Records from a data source
______

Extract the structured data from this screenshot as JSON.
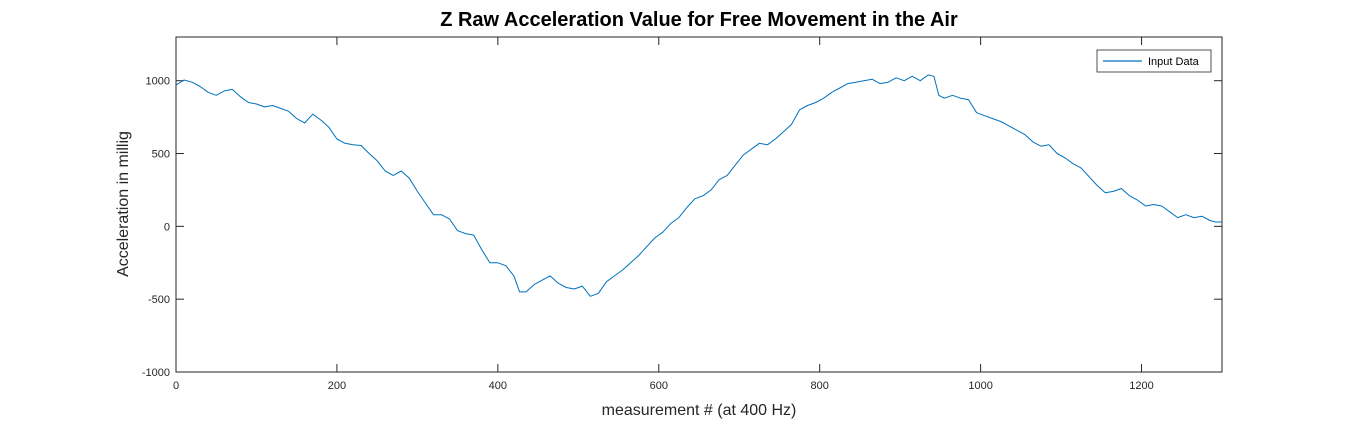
{
  "chart_data": {
    "type": "line",
    "title": "Z Raw Acceleration Value for Free Movement in the Air",
    "xlabel": "measurement # (at 400 Hz)",
    "ylabel": "Acceleration in millig",
    "xlim": [
      0,
      1300
    ],
    "ylim": [
      -1000,
      1300
    ],
    "xticks": [
      0,
      200,
      400,
      600,
      800,
      1000,
      1200
    ],
    "yticks": [
      -1000,
      -500,
      0,
      500,
      1000
    ],
    "grid": false,
    "legend_position": "top-right",
    "series": [
      {
        "name": "Input Data",
        "color": "#0072BD",
        "x": [
          0,
          10,
          20,
          30,
          40,
          50,
          60,
          70,
          80,
          90,
          100,
          110,
          120,
          130,
          140,
          150,
          160,
          170,
          180,
          190,
          200,
          210,
          220,
          230,
          240,
          250,
          260,
          270,
          280,
          290,
          300,
          310,
          320,
          330,
          340,
          350,
          360,
          370,
          380,
          390,
          400,
          410,
          420,
          427,
          435,
          445,
          455,
          465,
          475,
          485,
          495,
          505,
          515,
          525,
          535,
          545,
          555,
          565,
          575,
          585,
          595,
          605,
          615,
          625,
          635,
          645,
          655,
          665,
          675,
          685,
          695,
          705,
          715,
          725,
          735,
          745,
          755,
          765,
          775,
          785,
          795,
          805,
          815,
          825,
          835,
          845,
          855,
          865,
          875,
          885,
          895,
          905,
          915,
          925,
          935,
          942,
          948,
          955,
          965,
          975,
          985,
          995,
          1005,
          1015,
          1025,
          1035,
          1045,
          1055,
          1065,
          1075,
          1085,
          1095,
          1105,
          1115,
          1125,
          1135,
          1145,
          1155,
          1165,
          1175,
          1185,
          1195,
          1205,
          1215,
          1225,
          1235,
          1245,
          1255,
          1265,
          1275,
          1285,
          1292,
          1300
        ],
        "y": [
          970,
          1005,
          990,
          960,
          920,
          900,
          930,
          940,
          890,
          850,
          840,
          820,
          830,
          810,
          790,
          740,
          710,
          770,
          730,
          680,
          600,
          570,
          560,
          555,
          500,
          450,
          380,
          350,
          380,
          330,
          240,
          160,
          80,
          80,
          50,
          -30,
          -50,
          -60,
          -160,
          -250,
          -250,
          -270,
          -340,
          -450,
          -450,
          -400,
          -370,
          -340,
          -390,
          -420,
          -430,
          -410,
          -480,
          -460,
          -380,
          -340,
          -300,
          -250,
          -200,
          -140,
          -80,
          -40,
          20,
          60,
          130,
          190,
          210,
          250,
          320,
          350,
          420,
          490,
          530,
          570,
          560,
          600,
          650,
          700,
          800,
          830,
          850,
          880,
          920,
          950,
          980,
          990,
          1000,
          1010,
          980,
          990,
          1020,
          1000,
          1030,
          1000,
          1040,
          1030,
          900,
          880,
          900,
          880,
          870,
          780,
          760,
          740,
          720,
          690,
          660,
          630,
          580,
          550,
          560,
          500,
          470,
          430,
          400,
          340,
          280,
          230,
          240,
          260,
          210,
          180,
          140,
          150,
          140,
          100,
          60,
          80,
          60,
          70,
          40,
          30,
          30
        ]
      }
    ]
  }
}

______

## [EXERCISE]
Where a line above includes "Acceleration", copy that line.

## [SOLUTION TO THE PROBLEM]
    "title": "Z Raw Acceleration Value for Free Movement in the Air",
    "ylabel": "Acceleration in millig",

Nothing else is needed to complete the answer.